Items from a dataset
++++++

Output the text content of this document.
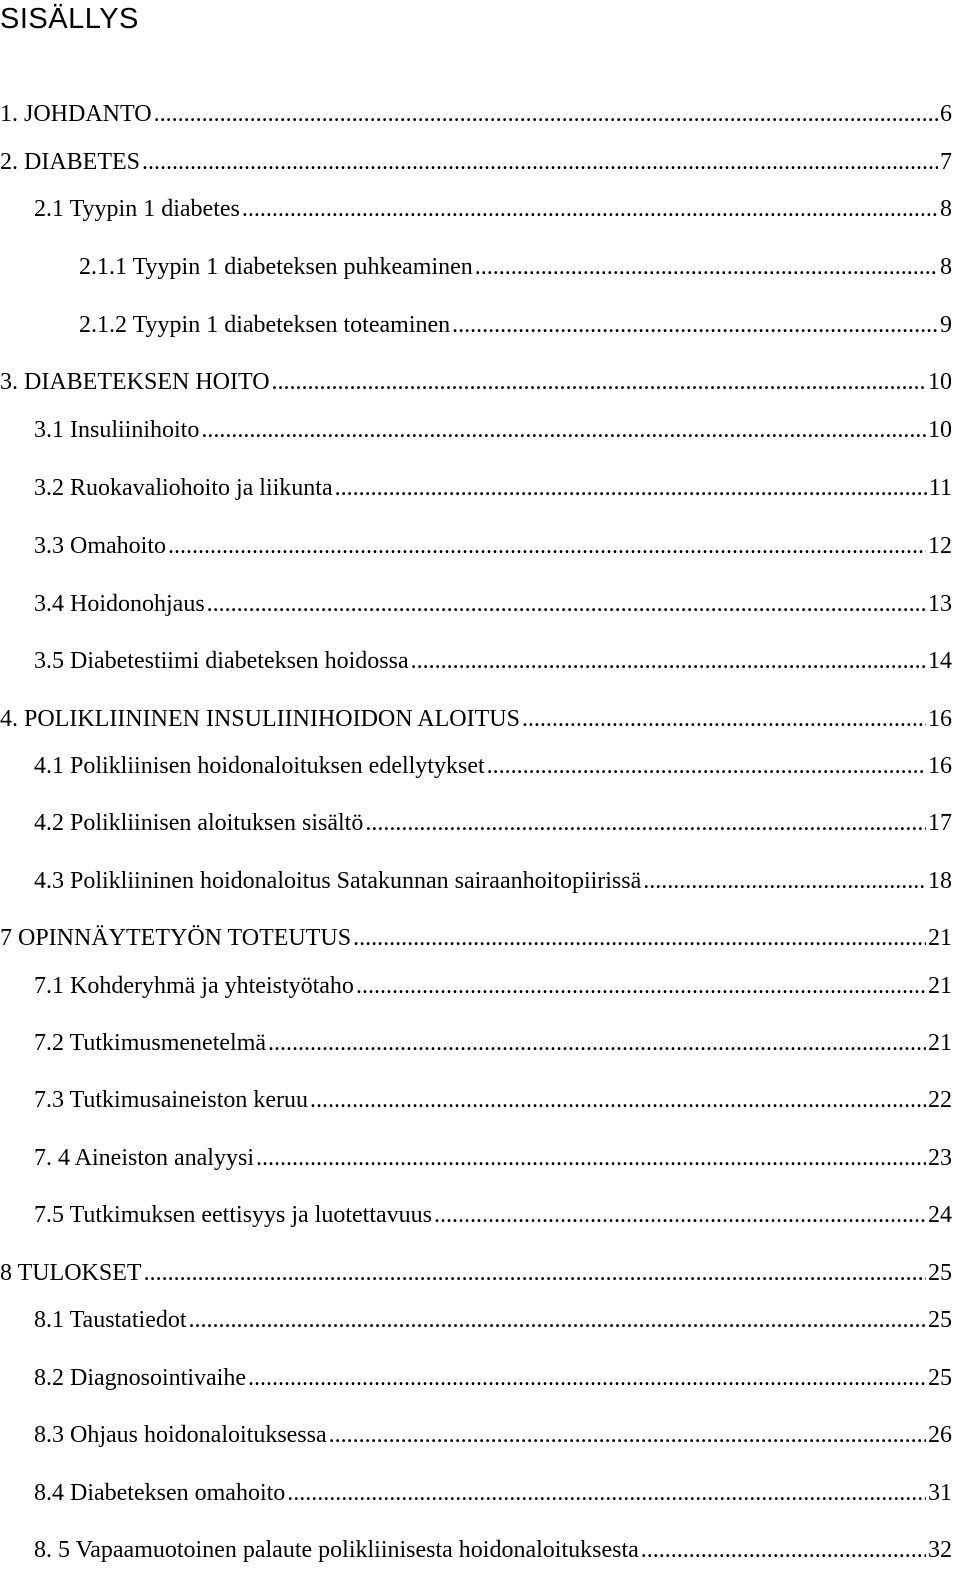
SISÄLLYS
1. JOHDANTO .....	6
2. DIABETES .....	7
2.1 Tyypin 1 diabetes .....	8
2.1.1 Tyypin 1 diabeteksen puhkeaminen .....	8
2.1.2 Tyypin 1 diabeteksen toteaminen .....	9
3. DIABETEKSEN HOITO .....	10
3.1 Insuliinihoito .....	10
3.2 Ruokavaliohoito ja liikunta .....	11
3.3 Omahoito .....	12
3.4 Hoidonohjaus .....	13
3.5 Diabetestiimi diabeteksen hoidossa .....	14
4. POLIKLIININEN INSULIINIHOIDON ALOITUS .....	16
4.1 Polikliinisen hoidonaloituksen edellytykset .....	16
4.2 Polikliinisen aloituksen sisältö .....	17
4.3 Polikliininen hoidonaloitus Satakunnan sairaanhoitopiirissä .....	18
7 OPINNÄYTETYÖN TOTEUTUS .....	21
7.1 Kohderyhmä ja yhteistyötaho .....	21
7.2 Tutkimusmenetelmä .....	21
7.3 Tutkimusaineiston keruu .....	22
7. 4 Aineiston analyysi .....	23
7.5 Tutkimuksen eettisyys ja luotettavuus .....	24
8 TULOKSET .....	25
8.1 Taustatiedot .....	25
8.2 Diagnosointivaihe .....	25
8.3 Ohjaus hoidonaloituksessa .....	26
8.4 Diabeteksen omahoito .....	31
8. 5 Vapaamuotoinen palaute polikliinisesta hoidonaloituksesta .....	32
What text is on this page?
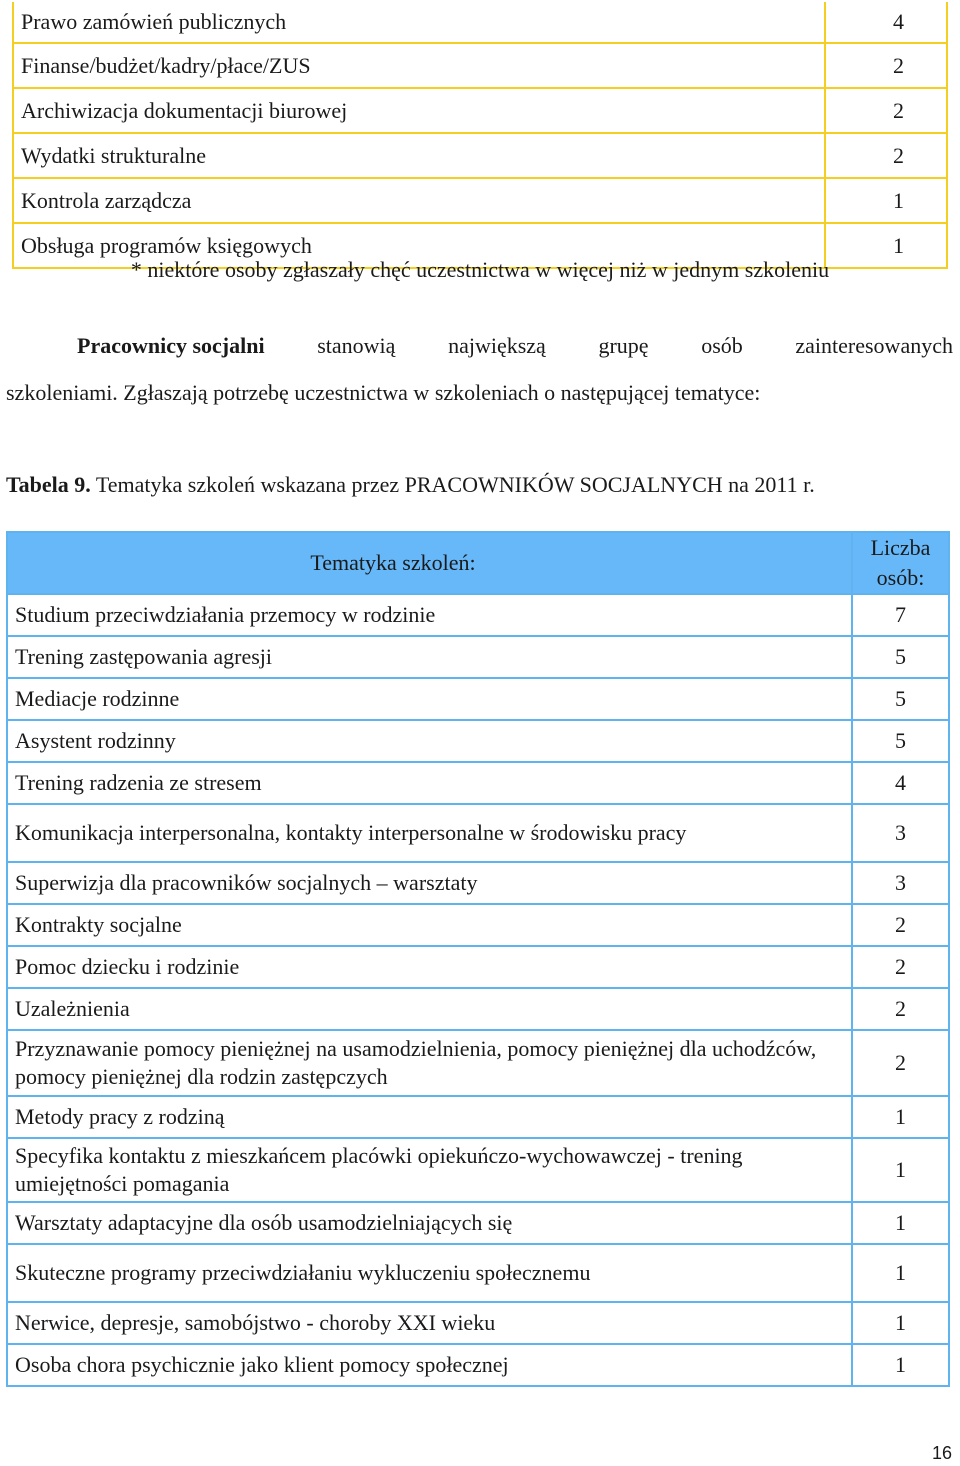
Prawo zamówień publicznych	4
Finanse/budżet/kadry/płace/ZUS	2
Archiwizacja dokumentacji biurowej	2
Wydatki strukturalne	2
Kontrola zarządcza	1
Obsługa programów księgowych	1
* niektóre osoby zgłaszały chęć uczestnictwa w więcej niż w jednym szkoleniu
Pracownicy socjalni stanowią największą grupę osób zainteresowanych
szkoleniami. Zgłaszają potrzebę uczestnictwa w szkoleniach o następującej tematyce:
Tabela 9. Tematyka szkoleń wskazana przez PRACOWNIKÓW SOCJALNYCH na 2011 r.
Tematyka szkoleń:	Liczba osób:
Studium przeciwdziałania przemocy w rodzinie	7
Trening zastępowania agresji	5
Mediacje rodzinne	5
Asystent rodzinny	5
Trening radzenia ze stresem	4
Komunikacja interpersonalna, kontakty interpersonalne w środowisku pracy	3
Superwizja dla pracowników socjalnych – warsztaty	3
Kontrakty socjalne	2
Pomoc dziecku i rodzinie	2
Uzależnienia	2
Przyznawanie pomocy pieniężnej na usamodzielnienia, pomocy pieniężnej dla uchodźców, pomocy pieniężnej dla rodzin zastępczych	2
Metody pracy z rodziną	1
Specyfika kontaktu z mieszkańcem placówki opiekuńczo-wychowawczej - trening umiejętności pomagania	1
Warsztaty adaptacyjne dla osób usamodzielniających się	1
Skuteczne programy przeciwdziałaniu wykluczeniu społecznemu	1
Nerwice, depresje, samobójstwo - choroby XXI wieku	1
Osoba chora psychicznie jako klient pomocy społecznej	1
16
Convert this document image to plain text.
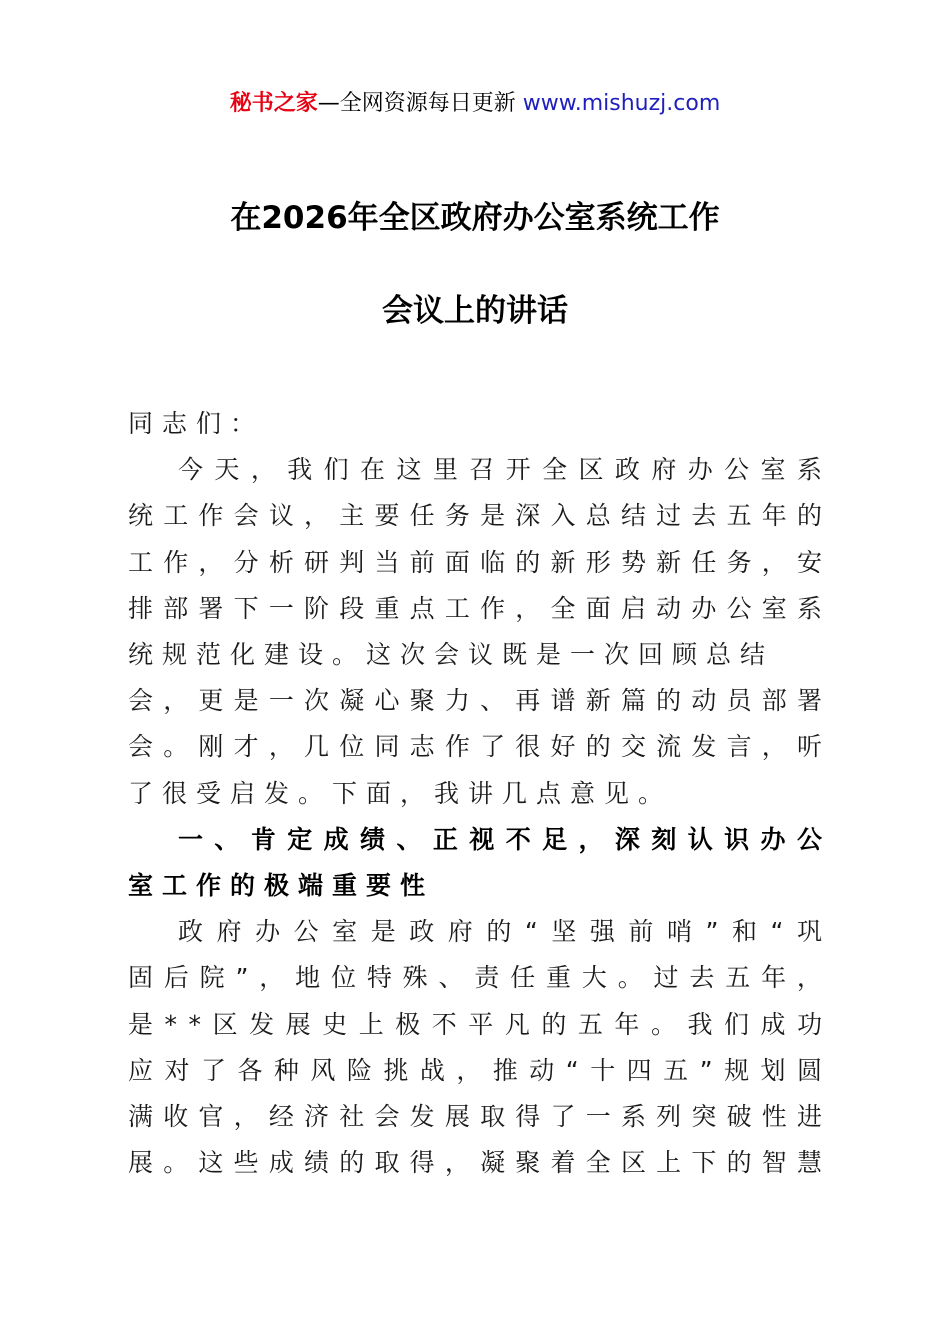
秘书之家—全网资源每日更新 www.mishuzj.com
在2026年全区政府办公室系统工作
会议上的讲话
同志们：
今天，我们在这里召开全区政府办公室系
统工作会议，主要任务是深入总结过去五年的
工作，分析研判当前面临的新形势新任务，安
排部署下一阶段重点工作，全面启动办公室系
统规范化建设。这次会议既是一次回顾总结
会，更是一次凝心聚力、再谱新篇的动员部署
会。刚才，几位同志作了很好的交流发言，听
了很受启发。下面，我讲几点意见。
一、肯定成绩、正视不足，深刻认识办公
室工作的极端重要性
政府办公室是政府的“坚强前哨”和“巩
固后院”，地位特殊、责任重大。过去五年，
是**区发展史上极不平凡的五年。我们成功
应对了各种风险挑战，推动“十四五”规划圆
满收官，经济社会发展取得了一系列突破性进
展。这些成绩的取得，凝聚着全区上下的智慧
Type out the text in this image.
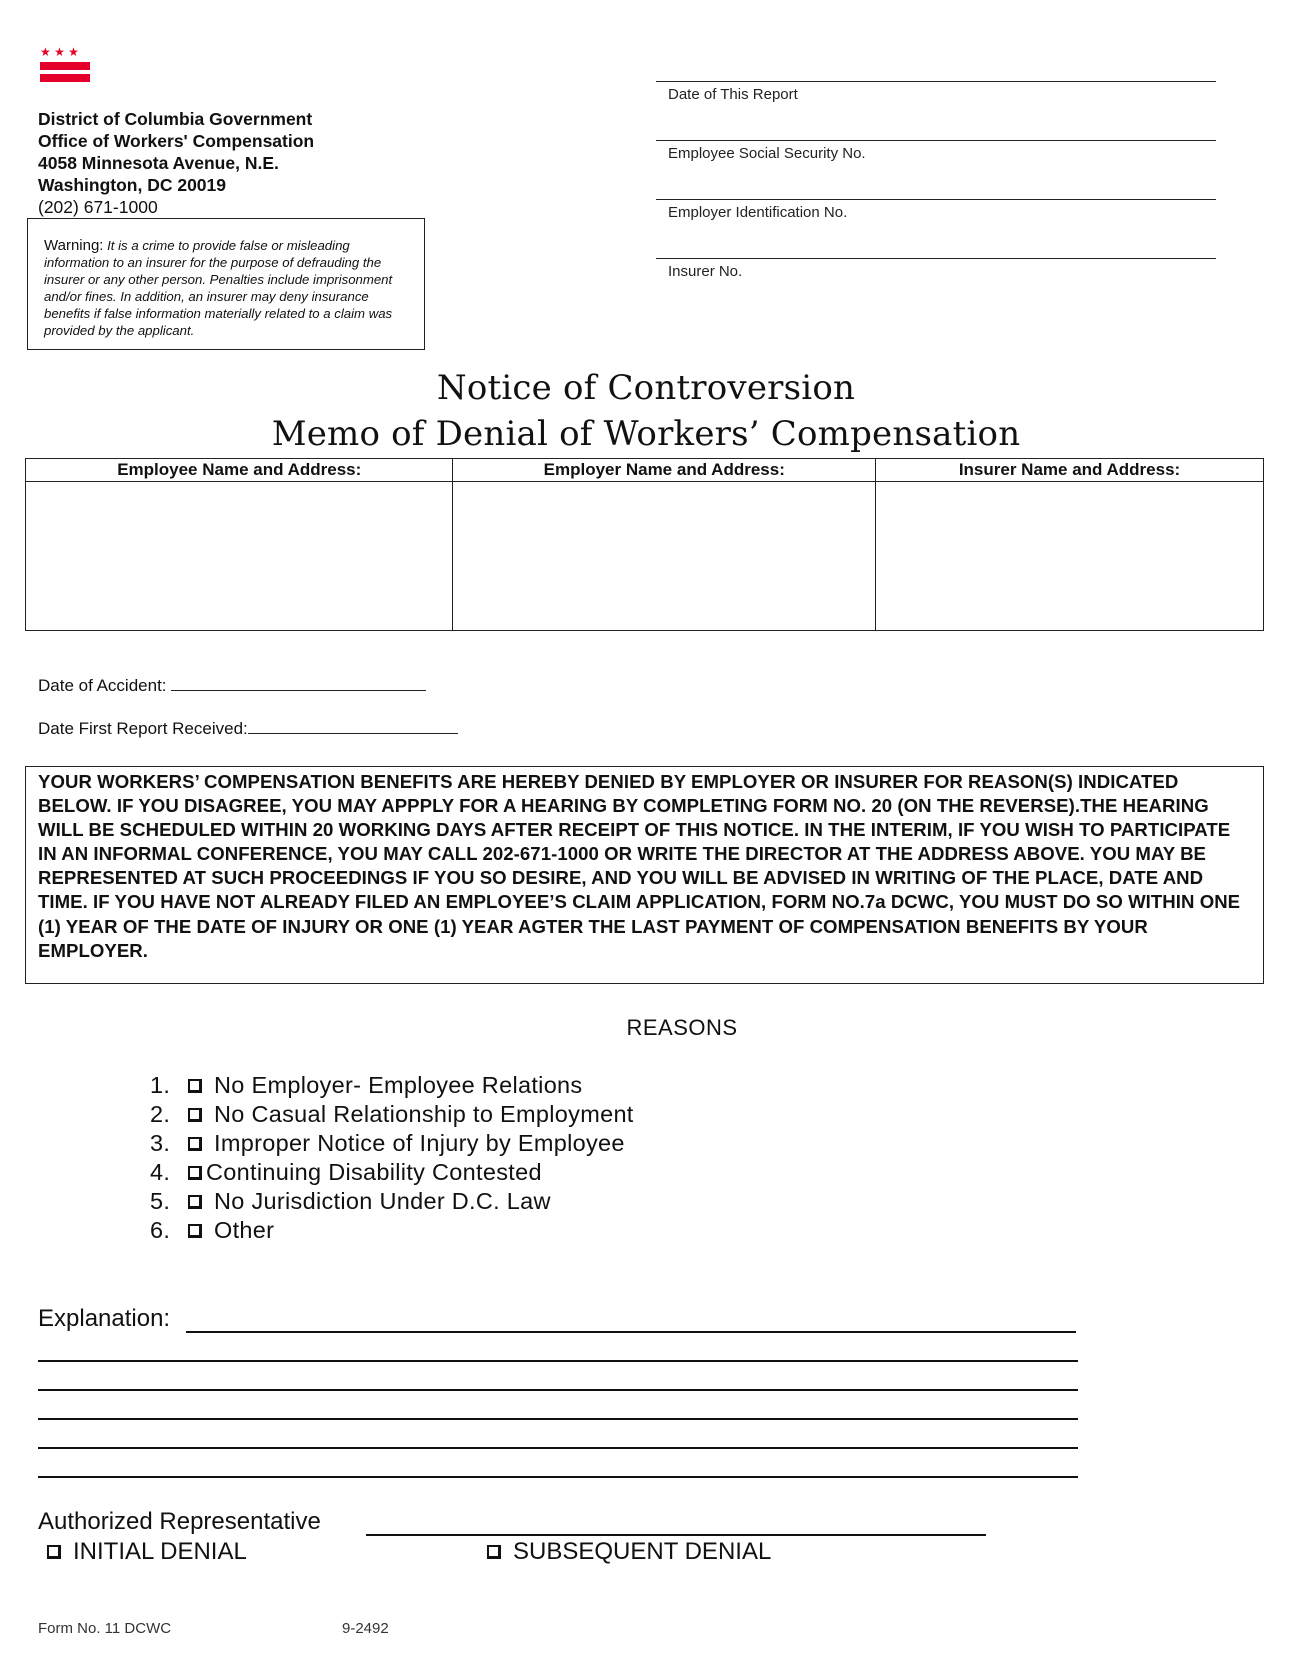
★ ★ ★
District of Columbia Government
Office of Workers' Compensation
4058 Minnesota Avenue, N.E.
Washington, DC 20019
(202) 671-1000
Warning: It is a crime to provide false or misleading information to an insurer for the purpose of defrauding the insurer or any other person. Penalties include imprisonment and/or fines. In addition, an insurer may deny insurance benefits if false information materially related to a claim was provided by the applicant.
Date of This Report
Employee Social Security No.
Employer Identification No.
Insurer No.
Notice of Controversion
Memo of Denial of Workers’ Compensation
Employee Name and Address:	Employer Name and Address:	Insurer Name and Address:

Date of Accident:
Date First Report Received:
YOUR WORKERS’ COMPENSATION BENEFITS ARE HEREBY DENIED BY EMPLOYER OR INSURER FOR REASON(S) INDICATED BELOW. IF YOU DISAGREE, YOU MAY APPPLY FOR A HEARING BY COMPLETING FORM NO. 20 (ON THE REVERSE).THE HEARING WILL BE SCHEDULED WITHIN 20 WORKING DAYS AFTER RECEIPT OF THIS NOTICE. IN THE INTERIM, IF YOU WISH TO PARTICIPATE IN AN INFORMAL CONFERENCE, YOU MAY CALL 202-671-1000 OR WRITE THE DIRECTOR AT THE ADDRESS ABOVE. YOU MAY BE REPRESENTED AT SUCH PROCEEDINGS IF YOU SO DESIRE, AND YOU WILL BE ADVISED IN WRITING OF THE PLACE, DATE AND TIME. IF YOU HAVE NOT ALREADY FILED AN EMPLOYEE’S CLAIM APPLICATION, FORM NO.7a DCWC, YOU MUST DO SO WITHIN ONE (1) YEAR OF THE DATE OF INJURY OR ONE (1) YEAR AGTER THE LAST PAYMENT OF COMPENSATION BENEFITS BY YOUR EMPLOYER.
REASONS
1.	No Employer- Employee Relations
2.	No Casual Relationship to Employment
3.	Improper Notice of Injury by Employee
4.	Continuing Disability Contested
5.	No Jurisdiction Under D.C. Law
6.	Other
Explanation:
Authorized Representative
INITIAL DENIAL	SUBSEQUENT DENIAL
Form No. 11 DCWC	9-2492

++++++

Copy out the lines that hold "text".

Output the text content of this document.
What text is on this page?
Convert this document image to plain text.
Type out the text in this image.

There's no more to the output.